* _Given exercise 1_:
Count how many lines of the entries below contain the string "monitoring" (case-sensitive), and give only that number.

* _Given text_:

From there, Shake turned to the desert itself as a material. Inspired by the sun-bleached quality of his found objects, he began using the landscape as an open-air darkroom, developing stenciled images on dyed canvases left out in the sun for months. The works exist in a state of slow erosion, stopped at moments Shake considers complete. Their imagery is drawn from roadside advertising- fragmentary slogans, logos, and branding motifs- stripped of original context and reworked into a graphic formalism soaked in warm, luminous dyes. The tension between the verbal associations of the source material and its reduced, glyph-like appearance is central to how the work operates.

* _Given exercise 2_:
Answer from the text about Shake:
(a) What does Shake use the landscape as?
(b) How long are the dyed canvases left out in the sun?
(c) What is the imagery of the works drawn from?

* _Data entries_:
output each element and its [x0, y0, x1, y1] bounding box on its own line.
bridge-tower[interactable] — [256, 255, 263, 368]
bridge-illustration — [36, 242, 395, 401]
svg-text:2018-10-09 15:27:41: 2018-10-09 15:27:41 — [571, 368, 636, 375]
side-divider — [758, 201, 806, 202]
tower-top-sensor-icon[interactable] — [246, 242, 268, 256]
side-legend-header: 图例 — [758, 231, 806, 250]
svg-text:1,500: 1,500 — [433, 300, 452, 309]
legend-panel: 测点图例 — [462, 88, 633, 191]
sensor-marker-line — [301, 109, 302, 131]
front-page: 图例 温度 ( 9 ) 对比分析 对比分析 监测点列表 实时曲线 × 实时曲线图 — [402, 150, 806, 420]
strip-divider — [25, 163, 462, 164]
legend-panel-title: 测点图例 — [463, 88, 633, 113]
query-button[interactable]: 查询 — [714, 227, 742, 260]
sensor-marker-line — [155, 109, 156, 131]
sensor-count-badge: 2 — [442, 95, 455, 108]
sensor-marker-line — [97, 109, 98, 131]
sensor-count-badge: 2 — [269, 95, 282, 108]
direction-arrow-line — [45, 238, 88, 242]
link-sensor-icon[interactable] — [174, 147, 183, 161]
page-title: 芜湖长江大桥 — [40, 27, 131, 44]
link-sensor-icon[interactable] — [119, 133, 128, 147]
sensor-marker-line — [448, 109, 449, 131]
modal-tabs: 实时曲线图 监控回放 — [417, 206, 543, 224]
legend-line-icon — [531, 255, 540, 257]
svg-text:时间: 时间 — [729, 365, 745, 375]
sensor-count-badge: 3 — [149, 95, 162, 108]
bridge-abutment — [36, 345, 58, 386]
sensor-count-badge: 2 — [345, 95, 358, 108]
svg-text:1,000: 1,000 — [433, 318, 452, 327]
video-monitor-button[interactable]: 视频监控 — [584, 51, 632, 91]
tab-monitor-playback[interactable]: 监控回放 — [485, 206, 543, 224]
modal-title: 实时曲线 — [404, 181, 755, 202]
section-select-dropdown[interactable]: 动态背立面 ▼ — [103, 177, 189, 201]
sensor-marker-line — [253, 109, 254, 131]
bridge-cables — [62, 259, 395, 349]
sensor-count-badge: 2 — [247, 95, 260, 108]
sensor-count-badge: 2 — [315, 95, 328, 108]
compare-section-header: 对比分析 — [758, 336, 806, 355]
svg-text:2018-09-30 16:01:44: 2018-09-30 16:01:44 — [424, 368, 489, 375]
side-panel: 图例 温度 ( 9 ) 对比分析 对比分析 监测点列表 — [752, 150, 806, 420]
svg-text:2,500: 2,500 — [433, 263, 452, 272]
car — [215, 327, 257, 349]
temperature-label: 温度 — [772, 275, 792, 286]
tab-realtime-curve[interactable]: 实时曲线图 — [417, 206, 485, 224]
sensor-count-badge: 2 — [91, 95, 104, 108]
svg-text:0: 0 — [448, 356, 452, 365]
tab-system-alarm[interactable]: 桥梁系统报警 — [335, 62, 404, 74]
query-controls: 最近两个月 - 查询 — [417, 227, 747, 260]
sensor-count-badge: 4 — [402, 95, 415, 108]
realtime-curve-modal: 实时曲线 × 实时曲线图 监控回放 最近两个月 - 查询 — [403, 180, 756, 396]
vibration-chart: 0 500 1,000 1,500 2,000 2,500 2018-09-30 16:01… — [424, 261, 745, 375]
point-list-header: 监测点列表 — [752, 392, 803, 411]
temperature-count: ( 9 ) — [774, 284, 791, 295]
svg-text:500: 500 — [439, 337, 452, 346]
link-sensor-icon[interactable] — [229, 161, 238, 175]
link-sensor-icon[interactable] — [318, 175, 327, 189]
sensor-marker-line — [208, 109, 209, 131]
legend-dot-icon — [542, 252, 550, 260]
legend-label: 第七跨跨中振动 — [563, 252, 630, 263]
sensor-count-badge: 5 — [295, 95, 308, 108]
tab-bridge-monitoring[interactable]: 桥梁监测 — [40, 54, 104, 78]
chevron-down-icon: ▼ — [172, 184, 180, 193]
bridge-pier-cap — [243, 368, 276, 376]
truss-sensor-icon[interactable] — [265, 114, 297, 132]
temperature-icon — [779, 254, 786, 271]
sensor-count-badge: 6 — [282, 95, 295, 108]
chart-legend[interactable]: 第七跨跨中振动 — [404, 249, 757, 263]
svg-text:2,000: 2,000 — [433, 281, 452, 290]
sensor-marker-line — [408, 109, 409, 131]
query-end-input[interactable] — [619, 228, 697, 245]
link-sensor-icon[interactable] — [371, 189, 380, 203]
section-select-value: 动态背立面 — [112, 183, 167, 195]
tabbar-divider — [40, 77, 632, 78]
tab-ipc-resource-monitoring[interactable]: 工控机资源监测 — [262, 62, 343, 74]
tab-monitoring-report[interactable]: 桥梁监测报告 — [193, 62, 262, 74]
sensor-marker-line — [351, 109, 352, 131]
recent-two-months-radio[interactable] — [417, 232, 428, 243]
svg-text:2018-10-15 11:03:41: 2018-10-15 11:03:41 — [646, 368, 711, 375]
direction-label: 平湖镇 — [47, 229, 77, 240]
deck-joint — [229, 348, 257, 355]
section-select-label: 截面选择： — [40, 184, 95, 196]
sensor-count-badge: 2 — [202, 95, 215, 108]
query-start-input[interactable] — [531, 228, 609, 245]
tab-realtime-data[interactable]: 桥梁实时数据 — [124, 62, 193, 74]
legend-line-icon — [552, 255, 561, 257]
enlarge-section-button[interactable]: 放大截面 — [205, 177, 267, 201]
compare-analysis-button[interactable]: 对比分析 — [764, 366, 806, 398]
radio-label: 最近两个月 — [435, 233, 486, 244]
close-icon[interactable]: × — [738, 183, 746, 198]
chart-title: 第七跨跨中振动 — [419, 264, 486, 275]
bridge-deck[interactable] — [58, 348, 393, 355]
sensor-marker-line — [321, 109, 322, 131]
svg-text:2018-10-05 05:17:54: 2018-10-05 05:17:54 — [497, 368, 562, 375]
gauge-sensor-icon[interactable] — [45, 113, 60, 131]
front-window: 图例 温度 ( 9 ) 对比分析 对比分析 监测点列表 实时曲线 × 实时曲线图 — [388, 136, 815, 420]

* _Reply 1_:
3

* _Reply 2_:
(a) An open-air darkroom.
(b) For months.
(c) Roadside advertising.